Given exercise
Print all of the entries exactly, minus the pictures.
## begin
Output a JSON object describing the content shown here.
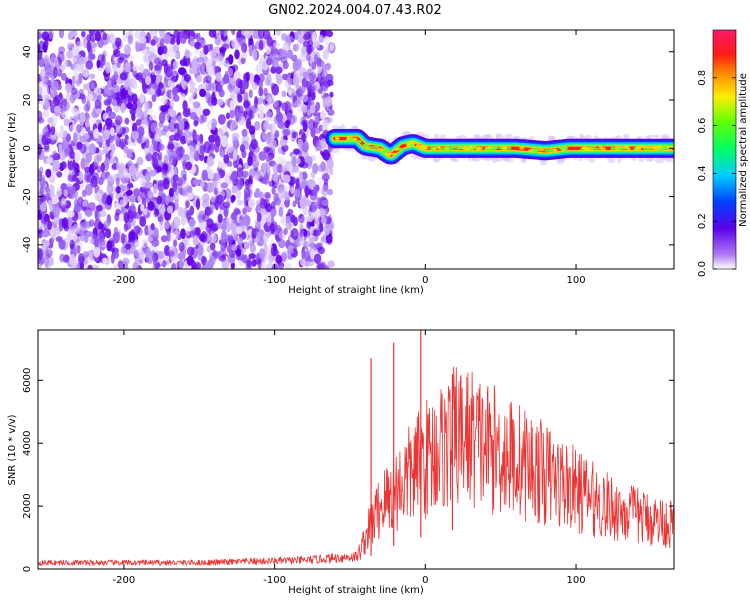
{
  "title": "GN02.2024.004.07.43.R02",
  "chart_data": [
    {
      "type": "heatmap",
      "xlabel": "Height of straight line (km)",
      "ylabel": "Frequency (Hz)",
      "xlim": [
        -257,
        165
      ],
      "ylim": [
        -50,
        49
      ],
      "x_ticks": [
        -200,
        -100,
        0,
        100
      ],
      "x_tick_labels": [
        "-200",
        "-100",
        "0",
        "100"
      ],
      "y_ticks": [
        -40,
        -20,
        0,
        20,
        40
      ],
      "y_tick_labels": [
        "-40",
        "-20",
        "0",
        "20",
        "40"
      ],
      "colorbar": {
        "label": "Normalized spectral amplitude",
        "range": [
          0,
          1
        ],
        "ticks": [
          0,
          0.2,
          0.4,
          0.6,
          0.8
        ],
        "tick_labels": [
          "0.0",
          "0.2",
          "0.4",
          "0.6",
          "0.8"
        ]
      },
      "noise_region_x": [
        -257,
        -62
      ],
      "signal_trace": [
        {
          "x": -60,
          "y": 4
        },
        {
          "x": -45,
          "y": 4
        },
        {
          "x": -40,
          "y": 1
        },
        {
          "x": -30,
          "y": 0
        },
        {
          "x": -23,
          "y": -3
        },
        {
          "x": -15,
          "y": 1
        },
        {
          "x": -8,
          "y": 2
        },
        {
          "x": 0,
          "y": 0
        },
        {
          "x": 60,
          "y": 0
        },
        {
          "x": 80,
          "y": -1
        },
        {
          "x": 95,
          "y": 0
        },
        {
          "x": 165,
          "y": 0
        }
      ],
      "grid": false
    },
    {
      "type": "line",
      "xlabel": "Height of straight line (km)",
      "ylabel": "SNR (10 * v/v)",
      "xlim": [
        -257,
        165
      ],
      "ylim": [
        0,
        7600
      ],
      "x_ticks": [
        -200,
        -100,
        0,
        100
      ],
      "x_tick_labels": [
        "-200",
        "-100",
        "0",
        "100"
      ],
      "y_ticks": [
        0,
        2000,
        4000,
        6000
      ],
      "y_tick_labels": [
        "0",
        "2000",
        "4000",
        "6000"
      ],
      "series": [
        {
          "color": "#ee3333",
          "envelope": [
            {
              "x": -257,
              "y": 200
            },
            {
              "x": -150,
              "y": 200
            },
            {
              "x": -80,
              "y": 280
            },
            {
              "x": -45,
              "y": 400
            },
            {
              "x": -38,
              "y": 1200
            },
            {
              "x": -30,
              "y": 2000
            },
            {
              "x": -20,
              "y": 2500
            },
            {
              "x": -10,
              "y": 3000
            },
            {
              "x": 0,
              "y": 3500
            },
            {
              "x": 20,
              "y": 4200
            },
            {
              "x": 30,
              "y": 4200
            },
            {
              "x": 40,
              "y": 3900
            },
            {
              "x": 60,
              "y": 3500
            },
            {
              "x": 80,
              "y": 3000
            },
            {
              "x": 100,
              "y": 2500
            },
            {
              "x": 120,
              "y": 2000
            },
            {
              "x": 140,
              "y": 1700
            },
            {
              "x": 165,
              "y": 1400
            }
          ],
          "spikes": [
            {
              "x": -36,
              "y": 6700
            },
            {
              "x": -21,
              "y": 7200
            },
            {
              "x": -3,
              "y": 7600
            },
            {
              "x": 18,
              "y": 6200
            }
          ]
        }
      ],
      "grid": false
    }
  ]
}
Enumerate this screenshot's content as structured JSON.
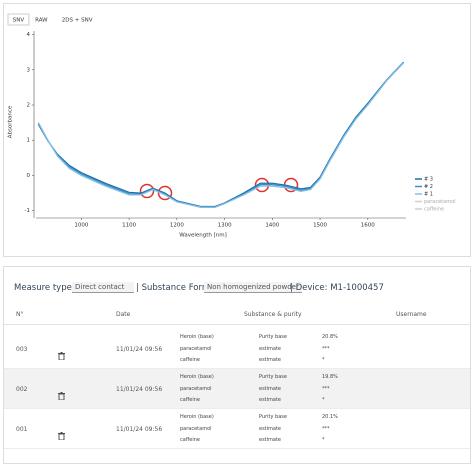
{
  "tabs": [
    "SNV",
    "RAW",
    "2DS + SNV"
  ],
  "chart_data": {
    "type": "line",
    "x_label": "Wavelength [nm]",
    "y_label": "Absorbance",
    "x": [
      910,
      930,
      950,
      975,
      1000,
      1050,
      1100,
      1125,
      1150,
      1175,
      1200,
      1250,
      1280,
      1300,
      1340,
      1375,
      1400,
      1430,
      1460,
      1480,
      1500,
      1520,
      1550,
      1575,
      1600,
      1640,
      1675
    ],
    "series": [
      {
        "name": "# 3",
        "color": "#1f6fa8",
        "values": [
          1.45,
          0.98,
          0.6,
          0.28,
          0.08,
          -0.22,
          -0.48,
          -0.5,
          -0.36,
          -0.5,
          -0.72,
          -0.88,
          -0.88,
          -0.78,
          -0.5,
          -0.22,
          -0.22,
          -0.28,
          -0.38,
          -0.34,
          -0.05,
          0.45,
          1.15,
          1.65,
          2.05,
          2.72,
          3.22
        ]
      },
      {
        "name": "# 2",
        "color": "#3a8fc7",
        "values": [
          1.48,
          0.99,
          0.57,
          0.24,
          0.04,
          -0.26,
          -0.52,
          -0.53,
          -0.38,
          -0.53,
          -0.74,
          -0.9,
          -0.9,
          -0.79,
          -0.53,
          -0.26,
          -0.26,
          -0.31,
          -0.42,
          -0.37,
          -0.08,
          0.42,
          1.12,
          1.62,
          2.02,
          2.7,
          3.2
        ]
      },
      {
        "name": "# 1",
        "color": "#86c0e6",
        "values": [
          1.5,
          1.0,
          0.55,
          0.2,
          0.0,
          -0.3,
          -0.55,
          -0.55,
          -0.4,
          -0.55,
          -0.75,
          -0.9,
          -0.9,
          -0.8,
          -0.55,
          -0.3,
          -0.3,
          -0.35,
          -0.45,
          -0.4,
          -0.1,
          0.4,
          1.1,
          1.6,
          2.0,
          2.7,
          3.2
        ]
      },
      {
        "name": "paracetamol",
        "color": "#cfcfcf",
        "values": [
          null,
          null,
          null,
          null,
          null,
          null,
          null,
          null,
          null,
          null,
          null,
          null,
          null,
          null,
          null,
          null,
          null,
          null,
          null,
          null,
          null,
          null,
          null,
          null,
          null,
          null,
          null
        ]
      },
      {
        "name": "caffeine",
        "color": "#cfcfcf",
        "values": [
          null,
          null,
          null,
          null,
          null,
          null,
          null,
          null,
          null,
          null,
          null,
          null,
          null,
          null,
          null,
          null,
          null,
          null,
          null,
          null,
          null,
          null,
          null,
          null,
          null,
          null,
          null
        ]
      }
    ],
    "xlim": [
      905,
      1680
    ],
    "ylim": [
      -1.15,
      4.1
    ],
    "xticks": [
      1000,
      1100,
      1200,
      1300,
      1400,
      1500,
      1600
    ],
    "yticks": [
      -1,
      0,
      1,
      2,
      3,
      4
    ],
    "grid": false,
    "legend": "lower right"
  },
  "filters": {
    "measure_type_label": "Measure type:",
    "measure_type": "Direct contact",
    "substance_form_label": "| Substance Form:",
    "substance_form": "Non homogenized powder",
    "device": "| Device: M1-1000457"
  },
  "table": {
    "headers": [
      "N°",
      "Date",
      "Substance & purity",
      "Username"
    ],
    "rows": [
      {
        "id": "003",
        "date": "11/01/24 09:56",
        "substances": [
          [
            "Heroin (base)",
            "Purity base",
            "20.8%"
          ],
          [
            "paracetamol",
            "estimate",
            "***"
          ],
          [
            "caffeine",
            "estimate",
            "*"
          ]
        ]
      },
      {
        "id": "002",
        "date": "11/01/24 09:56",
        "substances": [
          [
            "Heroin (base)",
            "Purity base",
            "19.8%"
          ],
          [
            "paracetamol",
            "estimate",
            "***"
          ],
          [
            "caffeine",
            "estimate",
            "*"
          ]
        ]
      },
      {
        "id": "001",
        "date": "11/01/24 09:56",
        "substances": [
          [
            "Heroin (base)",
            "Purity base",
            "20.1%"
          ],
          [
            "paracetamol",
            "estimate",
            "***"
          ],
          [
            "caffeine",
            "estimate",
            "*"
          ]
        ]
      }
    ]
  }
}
## end
Solution
Output a JSON object describing the content shown here.
{
  "title": "GN02.2024.004.07.43.R02",
  "chart_data": [
    {
      "type": "heatmap",
      "xlabel": "Height of straight line (km)",
      "ylabel": "Frequency (Hz)",
      "xlim": [
        -257,
        165
      ],
      "ylim": [
        -50,
        49
      ],
      "x_ticks": [
        -200,
        -100,
        0,
        100
      ],
      "x_tick_labels": [
        "-200",
        "-100",
        "0",
        "100"
      ],
      "y_ticks": [
        -40,
        -20,
        0,
        20,
        40
      ],
      "y_tick_labels": [
        "-40",
        "-20",
        "0",
        "20",
        "40"
      ],
      "colorbar": {
        "label": "Normalized spectral amplitude",
        "range": [
          0,
          1
        ],
        "ticks": [
          0,
          0.2,
          0.4,
          0.6,
          0.8
        ],
        "tick_labels": [
          "0.0",
          "0.2",
          "0.4",
          "0.6",
          "0.8"
        ]
      },
      "noise_region_x": [
        -257,
        -62
      ],
      "signal_trace": [
        {
          "x": -60,
          "y": 4
        },
        {
          "x": -45,
          "y": 4
        },
        {
          "x": -40,
          "y": 1
        },
        {
          "x": -30,
          "y": 0
        },
        {
          "x": -23,
          "y": -3
        },
        {
          "x": -15,
          "y": 1
        },
        {
          "x": -8,
          "y": 2
        },
        {
          "x": 0,
          "y": 0
        },
        {
          "x": 60,
          "y": 0
        },
        {
          "x": 80,
          "y": -1
        },
        {
          "x": 95,
          "y": 0
        },
        {
          "x": 165,
          "y": 0
        }
      ],
      "grid": false
    },
    {
      "type": "line",
      "xlabel": "Height of straight line (km)",
      "ylabel": "SNR (10 * v/v)",
      "xlim": [
        -257,
        165
      ],
      "ylim": [
        0,
        7600
      ],
      "x_ticks": [
        -200,
        -100,
        0,
        100
      ],
      "x_tick_labels": [
        "-200",
        "-100",
        "0",
        "100"
      ],
      "y_ticks": [
        0,
        2000,
        4000,
        6000
      ],
      "y_tick_labels": [
        "0",
        "2000",
        "4000",
        "6000"
      ],
      "series": [
        {
          "color": "#ee3333",
          "envelope": [
            {
              "x": -257,
              "y": 200
            },
            {
              "x": -150,
              "y": 200
            },
            {
              "x": -80,
              "y": 280
            },
            {
              "x": -45,
              "y": 400
            },
            {
              "x": -38,
              "y": 1200
            },
            {
              "x": -30,
              "y": 2000
            },
            {
              "x": -20,
              "y": 2500
            },
            {
              "x": -10,
              "y": 3000
            },
            {
              "x": 0,
              "y": 3500
            },
            {
              "x": 20,
              "y": 4200
            },
            {
              "x": 30,
              "y": 4200
            },
            {
              "x": 40,
              "y": 3900
            },
            {
              "x": 60,
              "y": 3500
            },
            {
              "x": 80,
              "y": 3000
            },
            {
              "x": 100,
              "y": 2500
            },
            {
              "x": 120,
              "y": 2000
            },
            {
              "x": 140,
              "y": 1700
            },
            {
              "x": 165,
              "y": 1400
            }
          ],
          "spikes": [
            {
              "x": -36,
              "y": 6700
            },
            {
              "x": -21,
              "y": 7200
            },
            {
              "x": -3,
              "y": 7600
            },
            {
              "x": 18,
              "y": 6200
            }
          ]
        }
      ],
      "grid": false
    }
  ]
}
Enumerate this screenshot's content as structured JSON.
{
  "tabs": [
    "SNV",
    "RAW",
    "2DS + SNV"
  ],
  "chart_data": {
    "type": "line",
    "x_label": "Wavelength [nm]",
    "y_label": "Absorbance",
    "x": [
      910,
      930,
      950,
      975,
      1000,
      1050,
      1100,
      1125,
      1150,
      1175,
      1200,
      1250,
      1280,
      1300,
      1340,
      1375,
      1400,
      1430,
      1460,
      1480,
      1500,
      1520,
      1550,
      1575,
      1600,
      1640,
      1675
    ],
    "series": [
      {
        "name": "# 3",
        "color": "#1f6fa8",
        "values": [
          1.45,
          0.98,
          0.6,
          0.28,
          0.08,
          -0.22,
          -0.48,
          -0.5,
          -0.36,
          -0.5,
          -0.72,
          -0.88,
          -0.88,
          -0.78,
          -0.5,
          -0.22,
          -0.22,
          -0.28,
          -0.38,
          -0.34,
          -0.05,
          0.45,
          1.15,
          1.65,
          2.05,
          2.72,
          3.22
        ]
      },
      {
        "name": "# 2",
        "color": "#3a8fc7",
        "values": [
          1.48,
          0.99,
          0.57,
          0.24,
          0.04,
          -0.26,
          -0.52,
          -0.53,
          -0.38,
          -0.53,
          -0.74,
          -0.9,
          -0.9,
          -0.79,
          -0.53,
          -0.26,
          -0.26,
          -0.31,
          -0.42,
          -0.37,
          -0.08,
          0.42,
          1.12,
          1.62,
          2.02,
          2.7,
          3.2
        ]
      },
      {
        "name": "# 1",
        "color": "#86c0e6",
        "values": [
          1.5,
          1.0,
          0.55,
          0.2,
          0.0,
          -0.3,
          -0.55,
          -0.55,
          -0.4,
          -0.55,
          -0.75,
          -0.9,
          -0.9,
          -0.8,
          -0.55,
          -0.3,
          -0.3,
          -0.35,
          -0.45,
          -0.4,
          -0.1,
          0.4,
          1.1,
          1.6,
          2.0,
          2.7,
          3.2
        ]
      },
      {
        "name": "paracetamol",
        "color": "#cfcfcf",
        "values": [
          null,
          null,
          null,
          null,
          null,
          null,
          null,
          null,
          null,
          null,
          null,
          null,
          null,
          null,
          null,
          null,
          null,
          null,
          null,
          null,
          null,
          null,
          null,
          null,
          null,
          null,
          null
        ]
      },
      {
        "name": "caffeine",
        "color": "#cfcfcf",
        "values": [
          null,
          null,
          null,
          null,
          null,
          null,
          null,
          null,
          null,
          null,
          null,
          null,
          null,
          null,
          null,
          null,
          null,
          null,
          null,
          null,
          null,
          null,
          null,
          null,
          null,
          null,
          null
        ]
      }
    ],
    "xlim": [
      905,
      1680
    ],
    "ylim": [
      -1.15,
      4.1
    ],
    "xticks": [
      1000,
      1100,
      1200,
      1300,
      1400,
      1500,
      1600
    ],
    "yticks": [
      -1,
      0,
      1,
      2,
      3,
      4
    ],
    "grid": false,
    "legend": "lower right"
  },
  "filters": {
    "measure_type_label": "Measure type:",
    "measure_type": "Direct contact",
    "substance_form_label": "| Substance Form:",
    "substance_form": "Non homogenized powder",
    "device": "| Device: M1-1000457"
  },
  "table": {
    "headers": [
      "N°",
      "Date",
      "Substance & purity",
      "Username"
    ],
    "rows": [
      {
        "id": "003",
        "date": "11/01/24 09:56",
        "substances": [
          [
            "Heroin (base)",
            "Purity base",
            "20.8%"
          ],
          [
            "paracetamol",
            "estimate",
            "***"
          ],
          [
            "caffeine",
            "estimate",
            "*"
          ]
        ]
      },
      {
        "id": "002",
        "date": "11/01/24 09:56",
        "substances": [
          [
            "Heroin (base)",
            "Purity base",
            "19.8%"
          ],
          [
            "paracetamol",
            "estimate",
            "***"
          ],
          [
            "caffeine",
            "estimate",
            "*"
          ]
        ]
      },
      {
        "id": "001",
        "date": "11/01/24 09:56",
        "substances": [
          [
            "Heroin (base)",
            "Purity base",
            "20.1%"
          ],
          [
            "paracetamol",
            "estimate",
            "***"
          ],
          [
            "caffeine",
            "estimate",
            "*"
          ]
        ]
      }
    ]
  }
}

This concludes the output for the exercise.